* [Requirement]: Each line should be copied exactly.

* [Dataset entries]:

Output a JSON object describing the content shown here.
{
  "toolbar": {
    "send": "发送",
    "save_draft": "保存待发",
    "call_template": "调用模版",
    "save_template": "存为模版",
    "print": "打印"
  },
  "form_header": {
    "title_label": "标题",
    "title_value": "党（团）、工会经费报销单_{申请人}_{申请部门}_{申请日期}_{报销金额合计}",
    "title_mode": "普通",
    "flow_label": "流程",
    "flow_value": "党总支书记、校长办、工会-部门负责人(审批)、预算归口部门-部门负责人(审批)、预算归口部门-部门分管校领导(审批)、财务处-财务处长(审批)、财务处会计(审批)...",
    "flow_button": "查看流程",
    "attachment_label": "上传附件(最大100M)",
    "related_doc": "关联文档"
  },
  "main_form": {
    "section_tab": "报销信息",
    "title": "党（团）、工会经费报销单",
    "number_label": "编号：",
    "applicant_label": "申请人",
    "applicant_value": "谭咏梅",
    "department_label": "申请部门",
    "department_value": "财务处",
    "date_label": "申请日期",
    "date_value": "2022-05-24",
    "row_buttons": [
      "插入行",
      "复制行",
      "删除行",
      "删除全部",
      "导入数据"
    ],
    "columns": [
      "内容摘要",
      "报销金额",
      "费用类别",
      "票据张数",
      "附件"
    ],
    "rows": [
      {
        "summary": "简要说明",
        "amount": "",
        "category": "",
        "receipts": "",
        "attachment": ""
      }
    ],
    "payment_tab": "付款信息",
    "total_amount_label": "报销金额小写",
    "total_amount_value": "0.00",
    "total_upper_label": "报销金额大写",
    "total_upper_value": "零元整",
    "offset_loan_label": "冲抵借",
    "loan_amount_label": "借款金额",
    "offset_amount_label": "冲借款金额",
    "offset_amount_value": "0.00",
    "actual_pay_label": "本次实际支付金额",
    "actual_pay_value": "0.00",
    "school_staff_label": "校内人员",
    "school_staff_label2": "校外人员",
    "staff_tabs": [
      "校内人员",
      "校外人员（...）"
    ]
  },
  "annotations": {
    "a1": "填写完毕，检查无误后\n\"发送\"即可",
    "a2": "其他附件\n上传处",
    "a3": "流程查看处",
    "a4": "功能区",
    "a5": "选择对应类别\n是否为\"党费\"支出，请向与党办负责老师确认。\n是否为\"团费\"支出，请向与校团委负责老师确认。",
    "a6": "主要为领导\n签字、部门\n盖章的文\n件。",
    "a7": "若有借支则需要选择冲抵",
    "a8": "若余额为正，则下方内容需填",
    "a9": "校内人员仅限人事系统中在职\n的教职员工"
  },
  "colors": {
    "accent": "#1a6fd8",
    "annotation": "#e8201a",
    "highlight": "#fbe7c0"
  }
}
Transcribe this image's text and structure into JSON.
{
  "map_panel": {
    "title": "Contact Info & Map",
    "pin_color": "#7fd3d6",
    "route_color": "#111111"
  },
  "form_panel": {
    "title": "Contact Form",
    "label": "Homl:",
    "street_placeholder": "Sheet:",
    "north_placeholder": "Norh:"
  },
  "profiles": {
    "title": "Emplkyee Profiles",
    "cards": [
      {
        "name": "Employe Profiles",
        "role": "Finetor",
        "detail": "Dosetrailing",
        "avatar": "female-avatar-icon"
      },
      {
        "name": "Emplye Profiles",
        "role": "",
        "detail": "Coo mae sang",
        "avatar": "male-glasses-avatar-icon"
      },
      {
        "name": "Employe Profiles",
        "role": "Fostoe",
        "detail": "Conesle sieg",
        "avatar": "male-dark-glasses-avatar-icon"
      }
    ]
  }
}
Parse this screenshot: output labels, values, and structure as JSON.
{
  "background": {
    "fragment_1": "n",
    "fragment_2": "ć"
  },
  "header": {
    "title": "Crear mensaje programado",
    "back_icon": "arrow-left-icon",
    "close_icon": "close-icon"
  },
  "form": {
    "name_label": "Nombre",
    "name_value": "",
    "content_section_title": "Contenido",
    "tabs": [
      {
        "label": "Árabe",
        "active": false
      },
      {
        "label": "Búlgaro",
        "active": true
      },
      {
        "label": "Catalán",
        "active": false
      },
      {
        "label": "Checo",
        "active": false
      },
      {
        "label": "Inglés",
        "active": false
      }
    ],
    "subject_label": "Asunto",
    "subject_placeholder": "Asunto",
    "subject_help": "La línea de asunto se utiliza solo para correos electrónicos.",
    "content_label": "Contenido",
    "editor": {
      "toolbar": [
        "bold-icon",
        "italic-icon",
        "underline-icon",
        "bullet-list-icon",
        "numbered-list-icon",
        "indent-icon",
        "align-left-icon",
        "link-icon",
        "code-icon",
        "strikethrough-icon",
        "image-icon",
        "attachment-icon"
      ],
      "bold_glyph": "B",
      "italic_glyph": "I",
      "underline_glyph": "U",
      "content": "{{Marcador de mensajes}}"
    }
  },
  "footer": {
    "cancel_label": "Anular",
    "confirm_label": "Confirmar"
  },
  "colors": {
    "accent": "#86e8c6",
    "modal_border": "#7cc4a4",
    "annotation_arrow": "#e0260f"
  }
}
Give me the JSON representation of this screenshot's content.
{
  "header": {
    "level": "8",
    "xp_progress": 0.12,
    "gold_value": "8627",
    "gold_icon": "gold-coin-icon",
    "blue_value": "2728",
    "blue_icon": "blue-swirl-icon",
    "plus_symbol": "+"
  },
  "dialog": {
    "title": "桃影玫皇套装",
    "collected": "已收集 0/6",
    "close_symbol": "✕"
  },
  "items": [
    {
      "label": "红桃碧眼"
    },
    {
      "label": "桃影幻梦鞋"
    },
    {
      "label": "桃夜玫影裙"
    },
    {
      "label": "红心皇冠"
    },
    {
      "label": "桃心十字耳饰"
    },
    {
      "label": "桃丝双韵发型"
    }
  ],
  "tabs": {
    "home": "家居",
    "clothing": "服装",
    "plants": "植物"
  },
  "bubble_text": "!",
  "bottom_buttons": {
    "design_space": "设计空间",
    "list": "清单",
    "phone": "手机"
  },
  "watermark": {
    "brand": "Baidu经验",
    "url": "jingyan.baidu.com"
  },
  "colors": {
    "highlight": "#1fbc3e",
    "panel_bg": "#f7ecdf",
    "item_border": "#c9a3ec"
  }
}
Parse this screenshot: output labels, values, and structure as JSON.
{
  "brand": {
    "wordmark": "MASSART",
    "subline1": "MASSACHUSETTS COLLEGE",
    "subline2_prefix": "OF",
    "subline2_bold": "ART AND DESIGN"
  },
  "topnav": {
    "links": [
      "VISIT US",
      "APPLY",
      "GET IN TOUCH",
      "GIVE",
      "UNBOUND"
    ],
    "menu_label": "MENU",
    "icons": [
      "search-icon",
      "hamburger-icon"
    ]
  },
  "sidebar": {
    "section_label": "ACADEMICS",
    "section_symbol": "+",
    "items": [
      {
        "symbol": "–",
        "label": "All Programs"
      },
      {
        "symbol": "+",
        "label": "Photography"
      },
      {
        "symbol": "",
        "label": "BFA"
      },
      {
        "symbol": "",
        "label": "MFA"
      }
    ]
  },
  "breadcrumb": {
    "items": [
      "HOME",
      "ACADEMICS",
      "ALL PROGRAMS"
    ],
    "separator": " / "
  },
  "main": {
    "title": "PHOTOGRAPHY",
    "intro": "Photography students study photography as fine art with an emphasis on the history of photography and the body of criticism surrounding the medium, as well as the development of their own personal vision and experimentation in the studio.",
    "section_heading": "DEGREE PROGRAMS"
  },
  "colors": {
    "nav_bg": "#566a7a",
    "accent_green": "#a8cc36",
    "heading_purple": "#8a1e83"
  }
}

* [Response]:
Output a JSON object describing the content shown here.
{
  "toolbar": {
    "send": "发送",
    "save_draft": "保存待发",
    "call_template": "调用模版",
    "save_template": "存为模版",
    "print": "打印"
  },
  "form_header": {
    "title_label": "标题",
    "title_value": "党（团）、工会经费报销单_{申请人}_{申请部门}_{申请日期}_{报销金额合计}",
    "title_mode": "普通",
    "flow_label": "流程",
    "flow_value": "党总支书记、校长办、工会-部门负责人(审批)、预算归口部门-部门负责人(审批)、预算归口部门-部门分管校领导(审批)、财务处-财务处长(审批)、财务处会计(审批)...",
    "flow_button": "查看流程",
    "attachment_label": "上传附件(最大100M)",
    "related_doc": "关联文档"
  },
  "main_form": {
    "section_tab": "报销信息",
    "title": "党（团）、工会经费报销单",
    "number_label": "编号：",
    "applicant_label": "申请人",
    "applicant_value": "谭咏梅",
    "department_label": "申请部门",
    "department_value": "财务处",
    "date_label": "申请日期",
    "date_value": "2022-05-24",
    "row_buttons": [
      "插入行",
      "复制行",
      "删除行",
      "删除全部",
      "导入数据"
    ],
    "columns": [
      "内容摘要",
      "报销金额",
      "费用类别",
      "票据张数",
      "附件"
    ],
    "rows": [
      {
        "summary": "简要说明",
        "amount": "",
        "category": "",
        "receipts": "",
        "attachment": ""
      }
    ],
    "payment_tab": "付款信息",
    "total_amount_label": "报销金额小写",
    "total_amount_value": "0.00",
    "total_upper_label": "报销金额大写",
    "total_upper_value": "零元整",
    "offset_loan_label": "冲抵借",
    "loan_amount_label": "借款金额",
    "offset_amount_label": "冲借款金额",
    "offset_amount_value": "0.00",
    "actual_pay_label": "本次实际支付金额",
    "actual_pay_value": "0.00",
    "school_staff_label": "校内人员",
    "school_staff_label2": "校外人员",
    "staff_tabs": [
      "校内人员",
      "校外人员（...）"
    ]
  },
  "annotations": {
    "a1": "填写完毕，检查无误后\n\"发送\"即可",
    "a2": "其他附件\n上传处",
    "a3": "流程查看处",
    "a4": "功能区",
    "a5": "选择对应类别\n是否为\"党费\"支出，请向与党办负责老师确认。\n是否为\"团费\"支出，请向与校团委负责老师确认。",
    "a6": "主要为领导\n签字、部门\n盖章的文\n件。",
    "a7": "若有借支则需要选择冲抵",
    "a8": "若余额为正，则下方内容需填",
    "a9": "校内人员仅限人事系统中在职\n的教职员工"
  },
  "colors": {
    "accent": "#1a6fd8",
    "annotation": "#e8201a",
    "highlight": "#fbe7c0"
  }
}
Transcribe this image's text and structure into JSON.
{
  "map_panel": {
    "title": "Contact Info & Map",
    "pin_color": "#7fd3d6",
    "route_color": "#111111"
  },
  "form_panel": {
    "title": "Contact Form",
    "label": "Homl:",
    "street_placeholder": "Sheet:",
    "north_placeholder": "Norh:"
  },
  "profiles": {
    "title": "Emplkyee Profiles",
    "cards": [
      {
        "name": "Employe Profiles",
        "role": "Finetor",
        "detail": "Dosetrailing",
        "avatar": "female-avatar-icon"
      },
      {
        "name": "Emplye Profiles",
        "role": "",
        "detail": "Coo mae sang",
        "avatar": "male-glasses-avatar-icon"
      },
      {
        "name": "Employe Profiles",
        "role": "Fostoe",
        "detail": "Conesle sieg",
        "avatar": "male-dark-glasses-avatar-icon"
      }
    ]
  }
}
Parse this screenshot: output labels, values, and structure as JSON.
{
  "background": {
    "fragment_1": "n",
    "fragment_2": "ć"
  },
  "header": {
    "title": "Crear mensaje programado",
    "back_icon": "arrow-left-icon",
    "close_icon": "close-icon"
  },
  "form": {
    "name_label": "Nombre",
    "name_value": "",
    "content_section_title": "Contenido",
    "tabs": [
      {
        "label": "Árabe",
        "active": false
      },
      {
        "label": "Búlgaro",
        "active": true
      },
      {
        "label": "Catalán",
        "active": false
      },
      {
        "label": "Checo",
        "active": false
      },
      {
        "label": "Inglés",
        "active": false
      }
    ],
    "subject_label": "Asunto",
    "subject_placeholder": "Asunto",
    "subject_help": "La línea de asunto se utiliza solo para correos electrónicos.",
    "content_label": "Contenido",
    "editor": {
      "toolbar": [
        "bold-icon",
        "italic-icon",
        "underline-icon",
        "bullet-list-icon",
        "numbered-list-icon",
        "indent-icon",
        "align-left-icon",
        "link-icon",
        "code-icon",
        "strikethrough-icon",
        "image-icon",
        "attachment-icon"
      ],
      "bold_glyph": "B",
      "italic_glyph": "I",
      "underline_glyph": "U",
      "content": "{{Marcador de mensajes}}"
    }
  },
  "footer": {
    "cancel_label": "Anular",
    "confirm_label": "Confirmar"
  },
  "colors": {
    "accent": "#86e8c6",
    "modal_border": "#7cc4a4",
    "annotation_arrow": "#e0260f"
  }
}
Give me the JSON representation of this screenshot's content.
{
  "header": {
    "level": "8",
    "xp_progress": 0.12,
    "gold_value": "8627",
    "gold_icon": "gold-coin-icon",
    "blue_value": "2728",
    "blue_icon": "blue-swirl-icon",
    "plus_symbol": "+"
  },
  "dialog": {
    "title": "桃影玫皇套装",
    "collected": "已收集 0/6",
    "close_symbol": "✕"
  },
  "items": [
    {
      "label": "红桃碧眼"
    },
    {
      "label": "桃影幻梦鞋"
    },
    {
      "label": "桃夜玫影裙"
    },
    {
      "label": "红心皇冠"
    },
    {
      "label": "桃心十字耳饰"
    },
    {
      "label": "桃丝双韵发型"
    }
  ],
  "tabs": {
    "home": "家居",
    "clothing": "服装",
    "plants": "植物"
  },
  "bubble_text": "!",
  "bottom_buttons": {
    "design_space": "设计空间",
    "list": "清单",
    "phone": "手机"
  },
  "watermark": {
    "brand": "Baidu经验",
    "url": "jingyan.baidu.com"
  },
  "colors": {
    "highlight": "#1fbc3e",
    "panel_bg": "#f7ecdf",
    "item_border": "#c9a3ec"
  }
}
Parse this screenshot: output labels, values, and structure as JSON.
{
  "brand": {
    "wordmark": "MASSART",
    "subline1": "MASSACHUSETTS COLLEGE",
    "subline2_prefix": "OF",
    "subline2_bold": "ART AND DESIGN"
  },
  "topnav": {
    "links": [
      "VISIT US",
      "APPLY",
      "GET IN TOUCH",
      "GIVE",
      "UNBOUND"
    ],
    "menu_label": "MENU",
    "icons": [
      "search-icon",
      "hamburger-icon"
    ]
  },
  "sidebar": {
    "section_label": "ACADEMICS",
    "section_symbol": "+",
    "items": [
      {
        "symbol": "–",
        "label": "All Programs"
      },
      {
        "symbol": "+",
        "label": "Photography"
      },
      {
        "symbol": "",
        "label": "BFA"
      },
      {
        "symbol": "",
        "label": "MFA"
      }
    ]
  },
  "breadcrumb": {
    "items": [
      "HOME",
      "ACADEMICS",
      "ALL PROGRAMS"
    ],
    "separator": " / "
  },
  "main": {
    "title": "PHOTOGRAPHY",
    "intro": "Photography students study photography as fine art with an emphasis on the history of photography and the body of criticism surrounding the medium, as well as the development of their own personal vision and experimentation in the studio.",
    "section_heading": "DEGREE PROGRAMS"
  },
  "colors": {
    "nav_bg": "#566a7a",
    "accent_green": "#a8cc36",
    "heading_purple": "#8a1e83"
  }
}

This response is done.